[Records excerpted from a collection]
=====

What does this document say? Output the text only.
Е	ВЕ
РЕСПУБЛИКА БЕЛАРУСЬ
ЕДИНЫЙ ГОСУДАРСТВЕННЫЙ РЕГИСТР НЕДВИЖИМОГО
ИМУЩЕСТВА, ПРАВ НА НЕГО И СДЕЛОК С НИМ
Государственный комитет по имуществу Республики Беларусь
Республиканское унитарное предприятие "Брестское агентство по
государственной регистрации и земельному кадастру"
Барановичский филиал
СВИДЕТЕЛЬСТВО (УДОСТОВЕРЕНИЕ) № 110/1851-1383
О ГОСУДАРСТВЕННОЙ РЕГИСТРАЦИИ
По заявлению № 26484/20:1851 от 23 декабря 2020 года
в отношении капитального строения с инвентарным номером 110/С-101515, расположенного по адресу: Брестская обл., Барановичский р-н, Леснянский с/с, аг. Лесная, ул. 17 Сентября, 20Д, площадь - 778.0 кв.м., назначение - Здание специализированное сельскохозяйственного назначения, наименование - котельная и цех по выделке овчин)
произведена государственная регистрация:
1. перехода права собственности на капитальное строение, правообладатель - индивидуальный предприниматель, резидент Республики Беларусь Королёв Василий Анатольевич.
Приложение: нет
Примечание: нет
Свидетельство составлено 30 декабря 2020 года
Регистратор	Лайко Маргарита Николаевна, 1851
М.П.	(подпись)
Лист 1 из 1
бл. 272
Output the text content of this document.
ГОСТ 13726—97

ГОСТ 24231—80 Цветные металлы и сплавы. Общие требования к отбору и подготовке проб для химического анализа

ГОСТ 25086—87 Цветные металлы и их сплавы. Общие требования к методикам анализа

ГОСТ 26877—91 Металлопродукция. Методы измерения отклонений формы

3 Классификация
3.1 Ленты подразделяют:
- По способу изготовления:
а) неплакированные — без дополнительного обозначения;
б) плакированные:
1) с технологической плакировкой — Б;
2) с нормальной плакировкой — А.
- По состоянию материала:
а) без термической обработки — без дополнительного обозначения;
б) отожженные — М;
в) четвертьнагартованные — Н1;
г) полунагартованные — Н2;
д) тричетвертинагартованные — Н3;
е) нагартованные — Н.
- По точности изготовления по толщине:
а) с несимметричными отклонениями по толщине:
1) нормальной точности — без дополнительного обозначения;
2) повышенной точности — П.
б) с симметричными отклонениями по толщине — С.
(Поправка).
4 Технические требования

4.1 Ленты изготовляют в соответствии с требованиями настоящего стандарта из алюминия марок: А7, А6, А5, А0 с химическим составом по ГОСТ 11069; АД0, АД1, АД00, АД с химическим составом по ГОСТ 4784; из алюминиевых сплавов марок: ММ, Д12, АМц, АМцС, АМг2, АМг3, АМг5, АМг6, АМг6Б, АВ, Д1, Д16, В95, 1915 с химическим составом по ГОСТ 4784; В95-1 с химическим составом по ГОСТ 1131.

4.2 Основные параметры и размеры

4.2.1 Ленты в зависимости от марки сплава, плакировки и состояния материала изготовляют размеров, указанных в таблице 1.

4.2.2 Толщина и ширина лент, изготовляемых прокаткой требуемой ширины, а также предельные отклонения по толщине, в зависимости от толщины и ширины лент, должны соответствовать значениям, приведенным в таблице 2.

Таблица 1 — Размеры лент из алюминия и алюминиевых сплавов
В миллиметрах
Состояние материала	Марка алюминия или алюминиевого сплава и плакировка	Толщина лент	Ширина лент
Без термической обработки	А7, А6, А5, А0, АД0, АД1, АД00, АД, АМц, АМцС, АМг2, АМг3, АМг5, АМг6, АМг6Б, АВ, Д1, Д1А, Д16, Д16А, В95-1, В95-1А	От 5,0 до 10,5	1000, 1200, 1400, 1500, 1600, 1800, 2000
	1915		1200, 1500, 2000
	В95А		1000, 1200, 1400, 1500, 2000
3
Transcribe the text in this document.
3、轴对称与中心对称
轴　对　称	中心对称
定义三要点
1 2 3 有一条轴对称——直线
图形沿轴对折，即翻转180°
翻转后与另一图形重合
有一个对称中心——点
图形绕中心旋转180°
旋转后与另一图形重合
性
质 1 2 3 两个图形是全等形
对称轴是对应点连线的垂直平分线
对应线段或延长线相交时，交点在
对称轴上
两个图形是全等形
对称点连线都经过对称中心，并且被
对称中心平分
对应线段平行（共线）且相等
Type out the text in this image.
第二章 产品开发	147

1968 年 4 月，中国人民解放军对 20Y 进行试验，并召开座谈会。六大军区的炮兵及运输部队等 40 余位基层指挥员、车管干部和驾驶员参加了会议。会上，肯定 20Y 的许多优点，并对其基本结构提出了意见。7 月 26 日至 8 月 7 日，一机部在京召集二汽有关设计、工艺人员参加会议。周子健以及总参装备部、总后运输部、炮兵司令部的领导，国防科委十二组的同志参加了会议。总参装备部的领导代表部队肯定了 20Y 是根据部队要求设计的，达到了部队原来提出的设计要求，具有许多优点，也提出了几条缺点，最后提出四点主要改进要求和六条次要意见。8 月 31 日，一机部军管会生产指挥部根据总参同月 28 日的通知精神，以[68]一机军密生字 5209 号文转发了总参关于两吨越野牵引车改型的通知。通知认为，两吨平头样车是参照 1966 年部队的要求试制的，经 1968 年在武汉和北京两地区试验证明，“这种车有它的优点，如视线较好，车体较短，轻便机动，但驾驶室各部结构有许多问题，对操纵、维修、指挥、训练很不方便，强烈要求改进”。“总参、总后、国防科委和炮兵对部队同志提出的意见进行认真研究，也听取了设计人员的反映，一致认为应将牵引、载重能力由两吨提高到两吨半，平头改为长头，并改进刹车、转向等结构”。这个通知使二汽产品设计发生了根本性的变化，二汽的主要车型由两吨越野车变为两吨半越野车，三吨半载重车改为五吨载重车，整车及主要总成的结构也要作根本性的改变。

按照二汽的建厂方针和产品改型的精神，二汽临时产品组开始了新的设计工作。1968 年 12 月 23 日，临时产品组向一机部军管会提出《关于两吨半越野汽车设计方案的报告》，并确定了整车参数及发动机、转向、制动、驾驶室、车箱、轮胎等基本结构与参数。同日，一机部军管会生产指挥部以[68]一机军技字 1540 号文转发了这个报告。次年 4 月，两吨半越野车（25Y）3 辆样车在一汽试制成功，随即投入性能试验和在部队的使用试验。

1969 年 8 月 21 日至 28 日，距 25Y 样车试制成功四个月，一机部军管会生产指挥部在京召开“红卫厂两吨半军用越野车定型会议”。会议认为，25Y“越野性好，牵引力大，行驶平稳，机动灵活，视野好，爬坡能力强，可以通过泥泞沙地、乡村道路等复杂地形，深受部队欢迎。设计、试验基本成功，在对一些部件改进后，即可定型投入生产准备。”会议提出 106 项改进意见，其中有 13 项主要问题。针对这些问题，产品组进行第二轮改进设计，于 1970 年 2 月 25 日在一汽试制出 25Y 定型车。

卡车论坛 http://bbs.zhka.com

=====

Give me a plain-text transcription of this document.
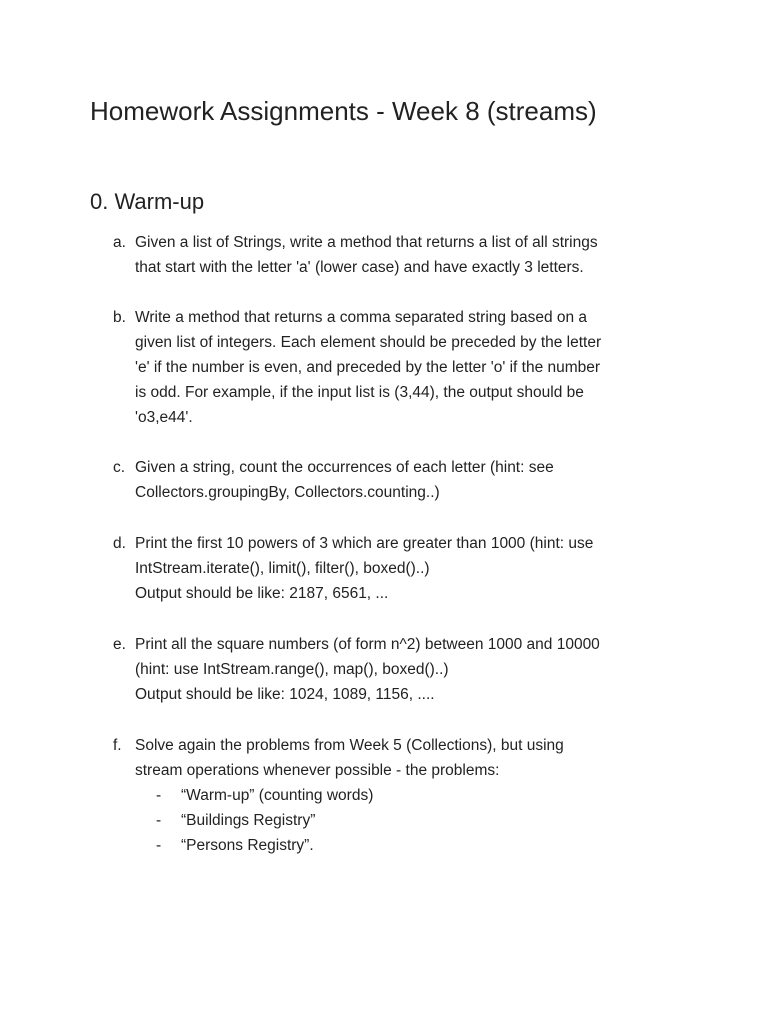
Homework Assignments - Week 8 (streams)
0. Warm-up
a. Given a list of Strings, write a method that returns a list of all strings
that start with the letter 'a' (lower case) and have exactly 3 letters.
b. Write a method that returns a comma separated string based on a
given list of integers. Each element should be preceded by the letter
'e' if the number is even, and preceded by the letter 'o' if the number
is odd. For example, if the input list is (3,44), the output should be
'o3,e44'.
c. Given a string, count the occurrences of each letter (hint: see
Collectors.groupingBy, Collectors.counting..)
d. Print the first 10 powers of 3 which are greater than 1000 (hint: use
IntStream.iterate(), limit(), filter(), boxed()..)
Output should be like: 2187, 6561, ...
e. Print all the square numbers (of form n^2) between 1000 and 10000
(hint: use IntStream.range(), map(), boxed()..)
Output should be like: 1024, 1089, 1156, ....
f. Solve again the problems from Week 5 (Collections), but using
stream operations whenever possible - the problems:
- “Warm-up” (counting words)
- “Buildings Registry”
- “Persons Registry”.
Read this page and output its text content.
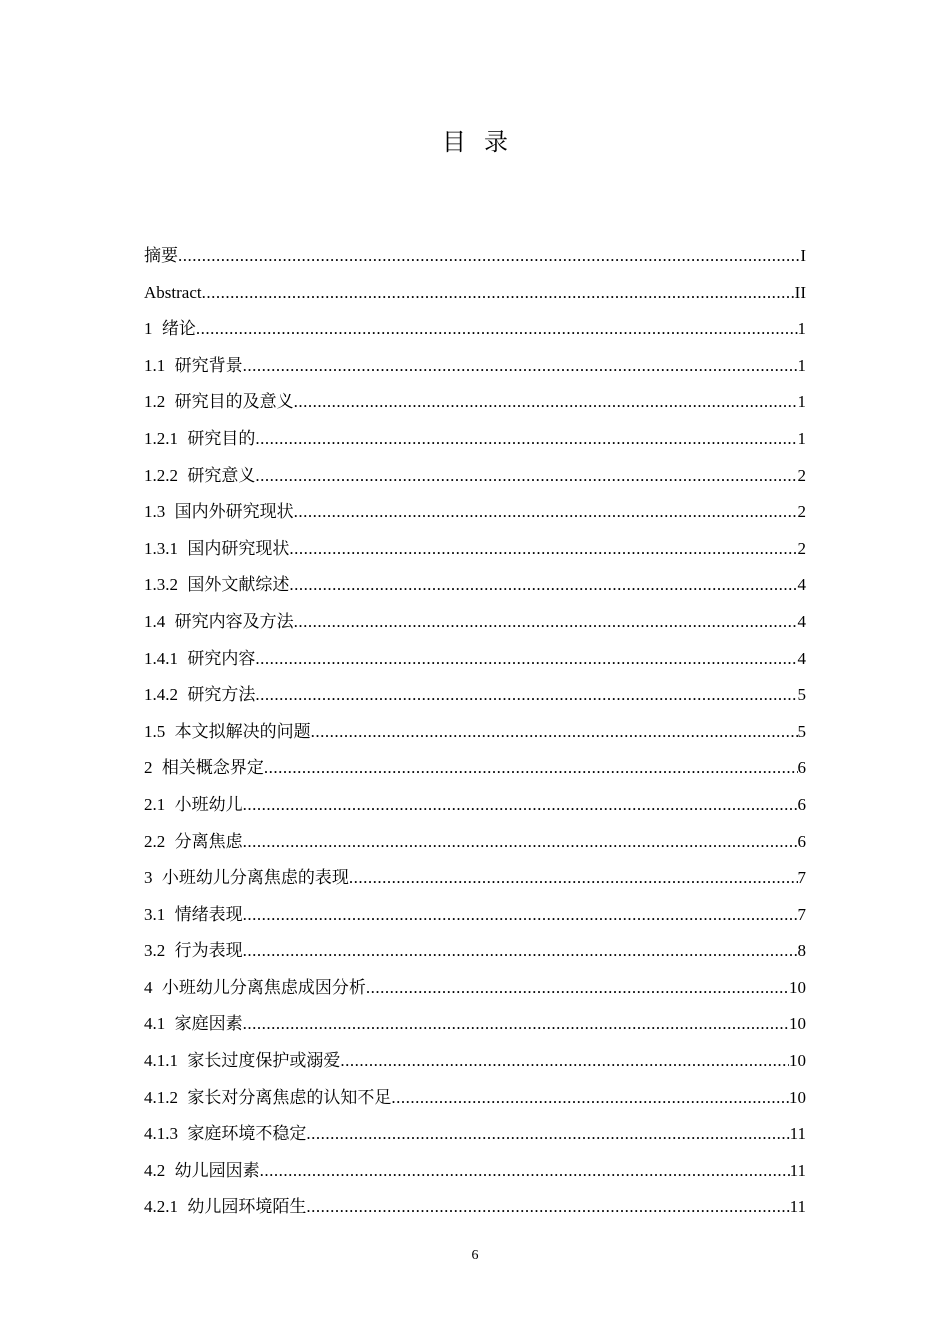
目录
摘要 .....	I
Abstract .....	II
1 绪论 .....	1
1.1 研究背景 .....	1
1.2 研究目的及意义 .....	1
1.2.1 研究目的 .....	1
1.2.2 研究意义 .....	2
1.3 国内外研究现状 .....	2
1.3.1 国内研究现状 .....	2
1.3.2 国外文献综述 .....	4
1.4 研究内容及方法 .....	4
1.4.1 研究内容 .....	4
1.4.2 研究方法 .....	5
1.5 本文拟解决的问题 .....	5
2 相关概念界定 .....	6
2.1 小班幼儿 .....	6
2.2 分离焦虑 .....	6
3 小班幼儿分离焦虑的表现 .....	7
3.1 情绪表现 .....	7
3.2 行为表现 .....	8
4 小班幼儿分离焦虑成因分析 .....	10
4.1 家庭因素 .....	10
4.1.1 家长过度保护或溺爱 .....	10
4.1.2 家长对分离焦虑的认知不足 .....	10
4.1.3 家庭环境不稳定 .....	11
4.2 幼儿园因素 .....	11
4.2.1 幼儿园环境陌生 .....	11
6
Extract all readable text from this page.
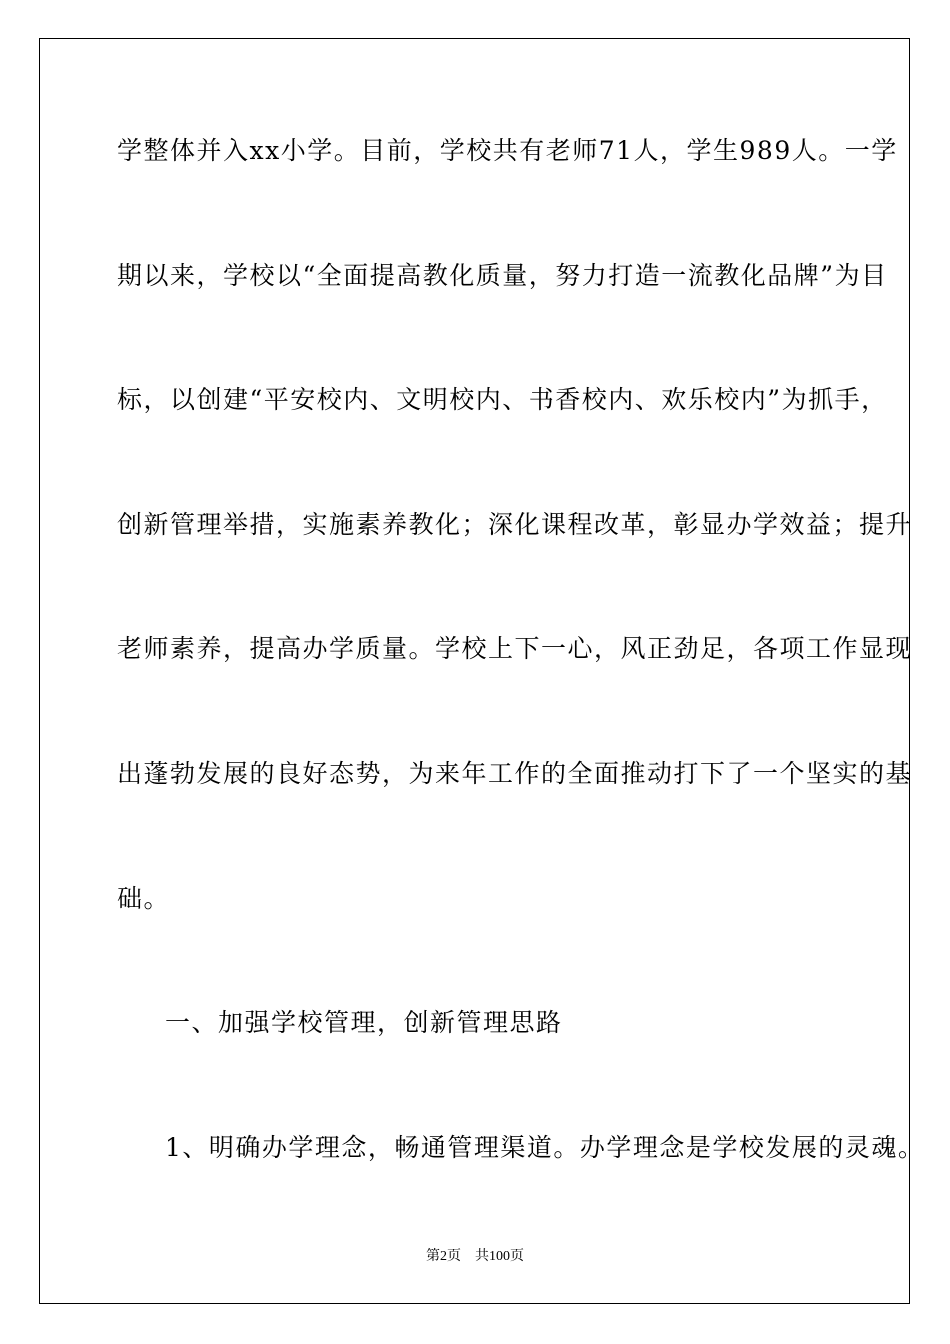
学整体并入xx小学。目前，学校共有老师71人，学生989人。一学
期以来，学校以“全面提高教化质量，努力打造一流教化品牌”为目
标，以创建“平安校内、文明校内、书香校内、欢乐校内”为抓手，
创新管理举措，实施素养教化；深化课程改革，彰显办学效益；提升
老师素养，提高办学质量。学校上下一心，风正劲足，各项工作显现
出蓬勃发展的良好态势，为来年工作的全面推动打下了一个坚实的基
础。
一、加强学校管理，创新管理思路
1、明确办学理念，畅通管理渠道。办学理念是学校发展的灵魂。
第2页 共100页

=====

• Directions:
Read the entries above, then pull out the lines that include "анализа".

• Task output:
ГОСТ 24231—80 Цветные металлы и сплавы. Общие требования к отбору и подготовке проб для химического анализа
ГОСТ 25086—87 Цветные металлы и их сплавы. Общие требования к методикам анализа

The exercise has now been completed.